--- START OF Provided material ---

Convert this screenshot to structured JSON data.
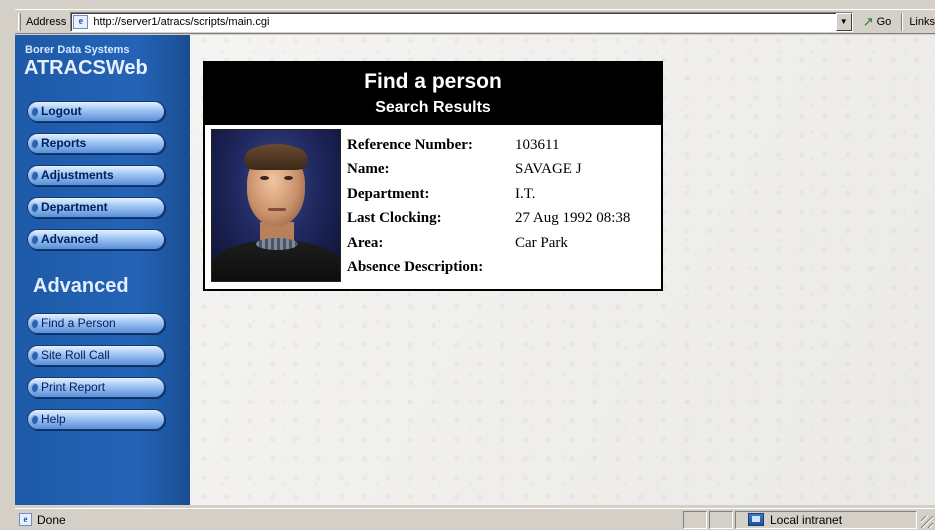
{
  "browser": {
    "address_label": "Address",
    "url": "http://server1/atracs/scripts/main.cgi",
    "go_label": "Go",
    "links_label": "Links",
    "status_text": "Done",
    "zone_text": "Local intranet"
  },
  "sidebar": {
    "brand_sub": "Borer Data Systems",
    "brand_main": "ATRACSWeb",
    "main_buttons": [
      "Logout",
      "Reports",
      "Adjustments",
      "Department",
      "Advanced"
    ],
    "section_title": "Advanced",
    "advanced_buttons": [
      "Find a Person",
      "Site Roll Call",
      "Print Report",
      "Help"
    ]
  },
  "result": {
    "title": "Find a person",
    "subtitle": "Search Results",
    "fields": [
      {
        "label": "Reference Number:",
        "value": "103611"
      },
      {
        "label": "Name:",
        "value": "SAVAGE J"
      },
      {
        "label": "Department:",
        "value": "I.T."
      },
      {
        "label": "Last Clocking:",
        "value": "27 Aug 1992 08:38"
      },
      {
        "label": "Area:",
        "value": "Car Park"
      },
      {
        "label": "Absence Description:",
        "value": ""
      }
    ]
  }
}
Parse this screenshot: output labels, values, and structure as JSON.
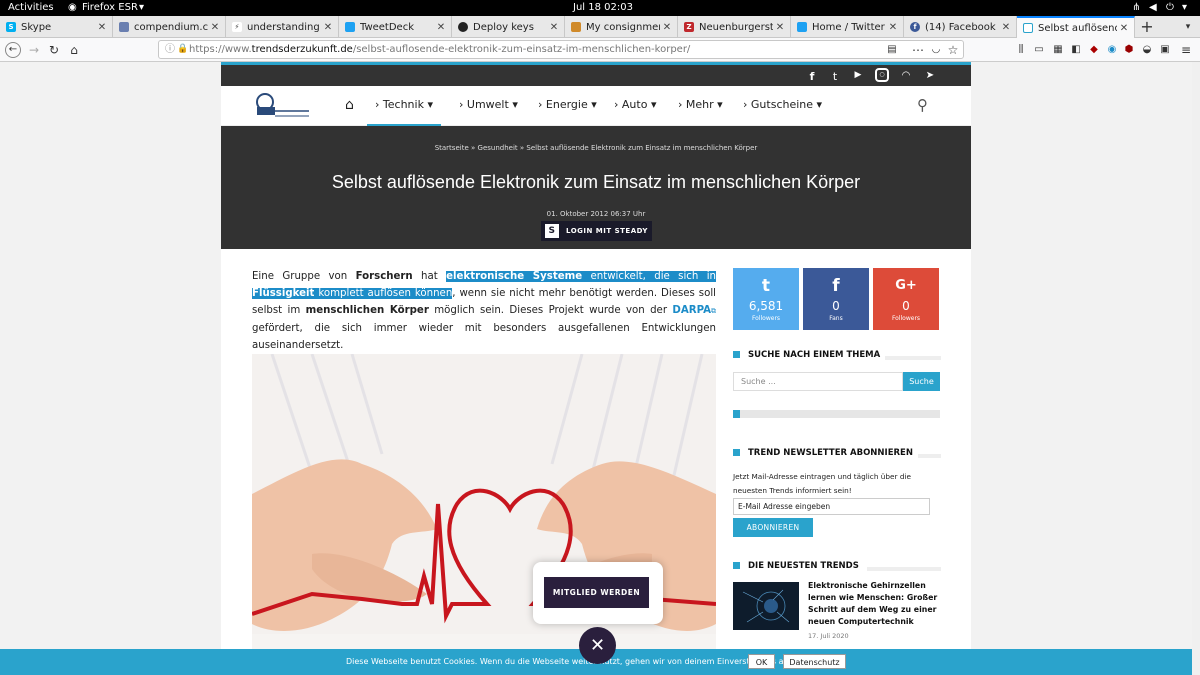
{
  "system": {
    "activities": "Activities",
    "app": "Firefox ESR",
    "clock": "Jul 18  02:03"
  },
  "tabs": [
    {
      "label": "Skype",
      "icon": "skype-icon",
      "color": "#00aff0"
    },
    {
      "label": "compendium.ch",
      "icon": "page-icon",
      "color": "#6a7fb0"
    },
    {
      "label": "understanding - na",
      "icon": "bolt-icon",
      "color": "#444444"
    },
    {
      "label": "TweetDeck",
      "icon": "tweetdeck-icon",
      "color": "#1da1f2"
    },
    {
      "label": "Deploy keys",
      "icon": "github-icon",
      "color": "#222222"
    },
    {
      "label": "My consignments",
      "icon": "consignment-icon",
      "color": "#d08a2a"
    },
    {
      "label": "Neuenburgerstra",
      "icon": "z-icon",
      "color": "#c0282d"
    },
    {
      "label": "Home / Twitter",
      "icon": "twitter-icon",
      "color": "#1da1f2"
    },
    {
      "label": "(14) Facebook",
      "icon": "facebook-icon",
      "color": "#3b5998"
    },
    {
      "label": "Selbst auflösende",
      "icon": "site-icon",
      "color": "#2aa3cc"
    }
  ],
  "url": {
    "prefix": "https://www.",
    "domain": "trendsderzukunft.de",
    "path": "/selbst-auflosende-elektronik-zum-einsatz-im-menschlichen-korper/"
  },
  "nav": {
    "items": [
      "Technik",
      "Umwelt",
      "Energie",
      "Auto",
      "Mehr",
      "Gutscheine"
    ]
  },
  "hero": {
    "crumbs": [
      "Startseite",
      "Gesundheit",
      "Selbst auflösende Elektronik zum Einsatz im menschlichen Körper"
    ],
    "title": "Selbst auflösende Elektronik zum Einsatz im menschlichen Körper",
    "date": "01. Oktober 2012 06:37 Uhr",
    "steady": "LOGIN MIT STEADY",
    "steady_logo": "S"
  },
  "article": {
    "p1": "Eine Gruppe von ",
    "b1": "Forschern",
    "p2": " hat ",
    "h1": "elektronische Systeme",
    "h2": " entwickelt, die sich in ",
    "h3": "Flüssigkeit",
    "h4": " komplett auflösen können",
    "p3": ", wenn sie nicht mehr benötigt werden. Dieses soll selbst im ",
    "b2": "menschlichen Körper",
    "p4": " möglich sein. Dieses Projekt wurde von der ",
    "link": "DARPA",
    "p5": " gefördert, die sich immer wieder mit besonders ausgefallenen Entwicklungen auseinandersetzt."
  },
  "social": [
    {
      "icon": "twitter-icon",
      "glyph": "t",
      "count": "6,581",
      "label": "Followers",
      "color": "#55acee"
    },
    {
      "icon": "facebook-icon",
      "glyph": "f",
      "count": "0",
      "label": "Fans",
      "color": "#3b5998"
    },
    {
      "icon": "googleplus-icon",
      "glyph": "G+",
      "count": "0",
      "label": "Followers",
      "color": "#dd4b39"
    }
  ],
  "sidebar": {
    "search_title": "SUCHE NACH EINEM THEMA",
    "search_placeholder": "Suche ...",
    "search_button": "Suche",
    "newsletter_title": "TREND NEWSLETTER ABONNIEREN",
    "newsletter_text": "Jetzt Mail-Adresse eintragen und täglich über die neuesten Trends informiert sein!",
    "email_value": "E-Mail Adresse eingeben",
    "subscribe": "ABONNIEREN",
    "trends_title": "DIE NEUESTEN TRENDS",
    "trend_title": "Elektronische Gehirnzellen lernen wie Menschen: Großer Schritt auf dem Weg zu einer neuen Computertechnik",
    "trend_date": "17. Juli 2020"
  },
  "member": "MITGLIED WERDEN",
  "cookie": {
    "text": "Diese Webseite benutzt Cookies. Wenn du die Webseite weiter nutzt, gehen wir von deinem Einverständnis aus.",
    "ok": "OK",
    "privacy": "Datenschutz"
  },
  "accent": "#2aa3cc"
}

--- END OF Provided material ---

* **Aim of the task**:
Reproduce all entries without any change, and omit the pictures.

* **Final result**:
Convert this screenshot to structured JSON data.
{
  "browser": {
    "address_label": "Address",
    "url": "http://server1/atracs/scripts/main.cgi",
    "go_label": "Go",
    "links_label": "Links",
    "status_text": "Done",
    "zone_text": "Local intranet"
  },
  "sidebar": {
    "brand_sub": "Borer Data Systems",
    "brand_main": "ATRACSWeb",
    "main_buttons": [
      "Logout",
      "Reports",
      "Adjustments",
      "Department",
      "Advanced"
    ],
    "section_title": "Advanced",
    "advanced_buttons": [
      "Find a Person",
      "Site Roll Call",
      "Print Report",
      "Help"
    ]
  },
  "result": {
    "title": "Find a person",
    "subtitle": "Search Results",
    "fields": [
      {
        "label": "Reference Number:",
        "value": "103611"
      },
      {
        "label": "Name:",
        "value": "SAVAGE J"
      },
      {
        "label": "Department:",
        "value": "I.T."
      },
      {
        "label": "Last Clocking:",
        "value": "27 Aug 1992 08:38"
      },
      {
        "label": "Area:",
        "value": "Car Park"
      },
      {
        "label": "Absence Description:",
        "value": ""
      }
    ]
  }
}
Parse this screenshot: output labels, values, and structure as JSON.
{
  "system": {
    "activities": "Activities",
    "app": "Firefox ESR",
    "clock": "Jul 18  02:03"
  },
  "tabs": [
    {
      "label": "Skype",
      "icon": "skype-icon",
      "color": "#00aff0"
    },
    {
      "label": "compendium.ch",
      "icon": "page-icon",
      "color": "#6a7fb0"
    },
    {
      "label": "understanding - na",
      "icon": "bolt-icon",
      "color": "#444444"
    },
    {
      "label": "TweetDeck",
      "icon": "tweetdeck-icon",
      "color": "#1da1f2"
    },
    {
      "label": "Deploy keys",
      "icon": "github-icon",
      "color": "#222222"
    },
    {
      "label": "My consignments",
      "icon": "consignment-icon",
      "color": "#d08a2a"
    },
    {
      "label": "Neuenburgerstra",
      "icon": "z-icon",
      "color": "#c0282d"
    },
    {
      "label": "Home / Twitter",
      "icon": "twitter-icon",
      "color": "#1da1f2"
    },
    {
      "label": "(14) Facebook",
      "icon": "facebook-icon",
      "color": "#3b5998"
    },
    {
      "label": "Selbst auflösende",
      "icon": "site-icon",
      "color": "#2aa3cc"
    }
  ],
  "url": {
    "prefix": "https://www.",
    "domain": "trendsderzukunft.de",
    "path": "/selbst-auflosende-elektronik-zum-einsatz-im-menschlichen-korper/"
  },
  "nav": {
    "items": [
      "Technik",
      "Umwelt",
      "Energie",
      "Auto",
      "Mehr",
      "Gutscheine"
    ]
  },
  "hero": {
    "crumbs": [
      "Startseite",
      "Gesundheit",
      "Selbst auflösende Elektronik zum Einsatz im menschlichen Körper"
    ],
    "title": "Selbst auflösende Elektronik zum Einsatz im menschlichen Körper",
    "date": "01. Oktober 2012 06:37 Uhr",
    "steady": "LOGIN MIT STEADY",
    "steady_logo": "S"
  },
  "article": {
    "p1": "Eine Gruppe von ",
    "b1": "Forschern",
    "p2": " hat ",
    "h1": "elektronische Systeme",
    "h2": " entwickelt, die sich in ",
    "h3": "Flüssigkeit",
    "h4": " komplett auflösen können",
    "p3": ", wenn sie nicht mehr benötigt werden. Dieses soll selbst im ",
    "b2": "menschlichen Körper",
    "p4": " möglich sein. Dieses Projekt wurde von der ",
    "link": "DARPA",
    "p5": " gefördert, die sich immer wieder mit besonders ausgefallenen Entwicklungen auseinandersetzt."
  },
  "social": [
    {
      "icon": "twitter-icon",
      "glyph": "t",
      "count": "6,581",
      "label": "Followers",
      "color": "#55acee"
    },
    {
      "icon": "facebook-icon",
      "glyph": "f",
      "count": "0",
      "label": "Fans",
      "color": "#3b5998"
    },
    {
      "icon": "googleplus-icon",
      "glyph": "G+",
      "count": "0",
      "label": "Followers",
      "color": "#dd4b39"
    }
  ],
  "sidebar": {
    "search_title": "SUCHE NACH EINEM THEMA",
    "search_placeholder": "Suche ...",
    "search_button": "Suche",
    "newsletter_title": "TREND NEWSLETTER ABONNIEREN",
    "newsletter_text": "Jetzt Mail-Adresse eintragen und täglich über die neuesten Trends informiert sein!",
    "email_value": "E-Mail Adresse eingeben",
    "subscribe": "ABONNIEREN",
    "trends_title": "DIE NEUESTEN TRENDS",
    "trend_title": "Elektronische Gehirnzellen lernen wie Menschen: Großer Schritt auf dem Weg zu einer neuen Computertechnik",
    "trend_date": "17. Juli 2020"
  },
  "member": "MITGLIED WERDEN",
  "cookie": {
    "text": "Diese Webseite benutzt Cookies. Wenn du die Webseite weiter nutzt, gehen wir von deinem Einverständnis aus.",
    "ok": "OK",
    "privacy": "Datenschutz"
  },
  "accent": "#2aa3cc"
}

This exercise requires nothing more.